== GIVEN INSTRUCTION ==
Copy every line from the material below that holds "loch".

(Data items)
-- Begin --

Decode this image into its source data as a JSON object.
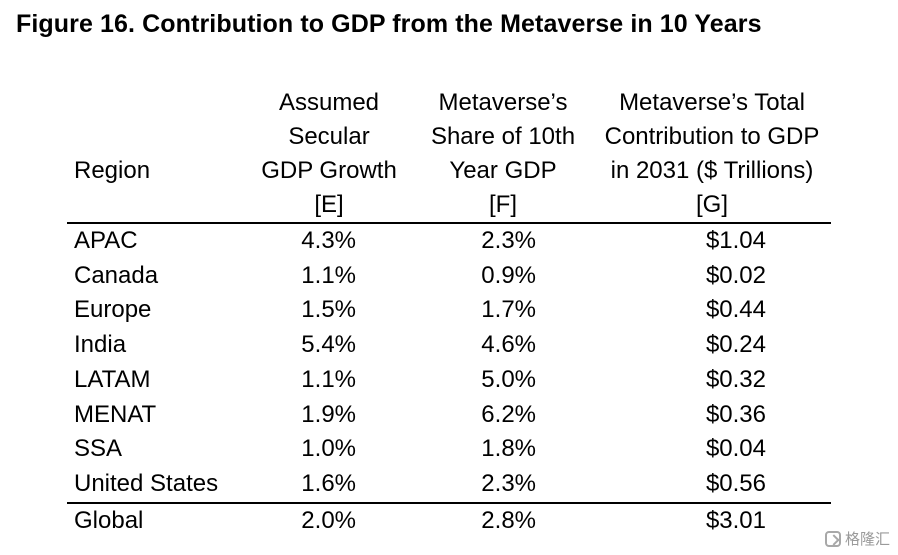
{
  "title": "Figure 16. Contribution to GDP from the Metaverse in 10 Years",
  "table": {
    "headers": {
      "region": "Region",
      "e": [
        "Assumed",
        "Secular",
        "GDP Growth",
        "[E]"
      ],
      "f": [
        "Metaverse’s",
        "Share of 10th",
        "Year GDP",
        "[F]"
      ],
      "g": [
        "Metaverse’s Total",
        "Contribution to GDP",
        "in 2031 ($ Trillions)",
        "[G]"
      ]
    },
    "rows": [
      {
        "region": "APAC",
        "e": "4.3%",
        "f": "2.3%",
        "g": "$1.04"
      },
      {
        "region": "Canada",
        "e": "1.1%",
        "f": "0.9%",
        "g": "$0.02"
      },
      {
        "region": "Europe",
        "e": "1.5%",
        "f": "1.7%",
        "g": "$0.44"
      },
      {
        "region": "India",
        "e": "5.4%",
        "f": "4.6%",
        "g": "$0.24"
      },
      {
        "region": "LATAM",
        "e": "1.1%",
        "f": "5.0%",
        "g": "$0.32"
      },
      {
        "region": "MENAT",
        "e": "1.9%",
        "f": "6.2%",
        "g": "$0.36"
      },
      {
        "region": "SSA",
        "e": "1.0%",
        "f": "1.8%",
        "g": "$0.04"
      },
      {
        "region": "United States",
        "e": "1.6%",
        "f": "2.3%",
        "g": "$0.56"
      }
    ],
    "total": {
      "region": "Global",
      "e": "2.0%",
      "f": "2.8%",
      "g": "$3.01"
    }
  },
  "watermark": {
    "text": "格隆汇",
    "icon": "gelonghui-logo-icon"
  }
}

-- End --
-- Begin --

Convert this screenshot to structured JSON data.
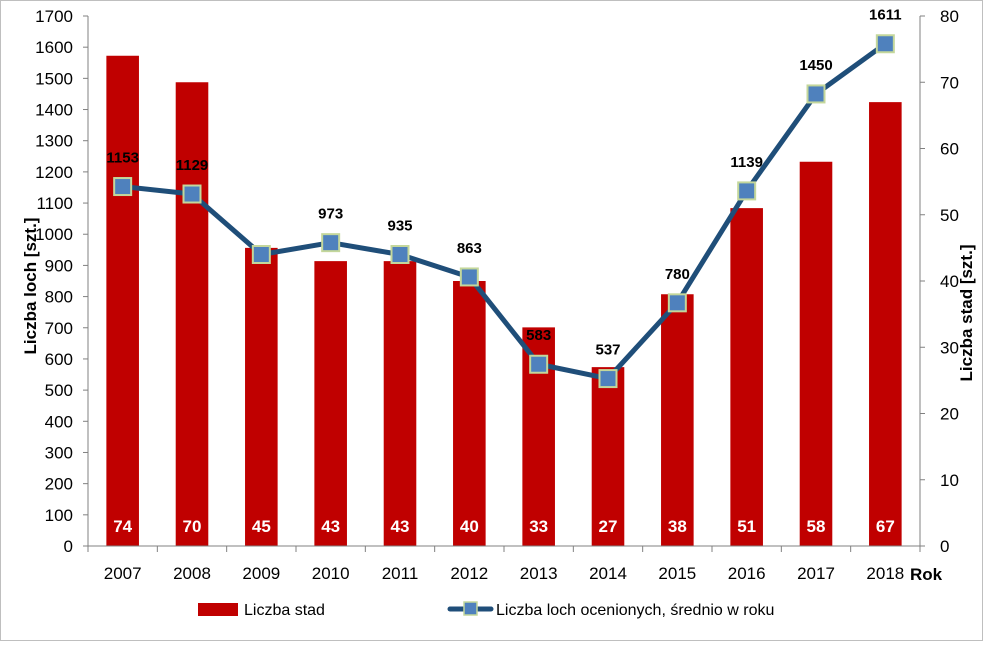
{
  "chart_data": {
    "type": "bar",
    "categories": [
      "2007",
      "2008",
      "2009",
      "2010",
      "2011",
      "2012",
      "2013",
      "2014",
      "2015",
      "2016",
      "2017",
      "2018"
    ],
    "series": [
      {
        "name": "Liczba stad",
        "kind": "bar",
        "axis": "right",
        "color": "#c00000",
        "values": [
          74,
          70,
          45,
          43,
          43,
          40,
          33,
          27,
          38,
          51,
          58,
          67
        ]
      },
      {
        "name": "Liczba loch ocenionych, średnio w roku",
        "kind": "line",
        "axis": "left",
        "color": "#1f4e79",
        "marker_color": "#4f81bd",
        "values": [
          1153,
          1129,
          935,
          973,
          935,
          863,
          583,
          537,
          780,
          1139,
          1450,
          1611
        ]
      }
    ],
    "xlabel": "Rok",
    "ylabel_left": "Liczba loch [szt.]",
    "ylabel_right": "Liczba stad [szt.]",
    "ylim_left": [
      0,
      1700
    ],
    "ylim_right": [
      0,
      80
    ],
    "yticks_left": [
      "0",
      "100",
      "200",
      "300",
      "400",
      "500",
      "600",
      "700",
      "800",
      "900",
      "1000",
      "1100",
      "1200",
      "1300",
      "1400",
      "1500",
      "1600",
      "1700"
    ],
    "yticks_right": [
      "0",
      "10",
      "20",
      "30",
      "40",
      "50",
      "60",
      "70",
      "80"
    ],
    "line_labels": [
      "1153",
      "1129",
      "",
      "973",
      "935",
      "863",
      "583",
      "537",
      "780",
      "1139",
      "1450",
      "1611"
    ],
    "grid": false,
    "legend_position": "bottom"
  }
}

-- End --

== RESULT OF THE EXERCISE ==
        "name": "Liczba loch ocenionych, średnio w roku",
    "ylabel_left": "Liczba loch [szt.]",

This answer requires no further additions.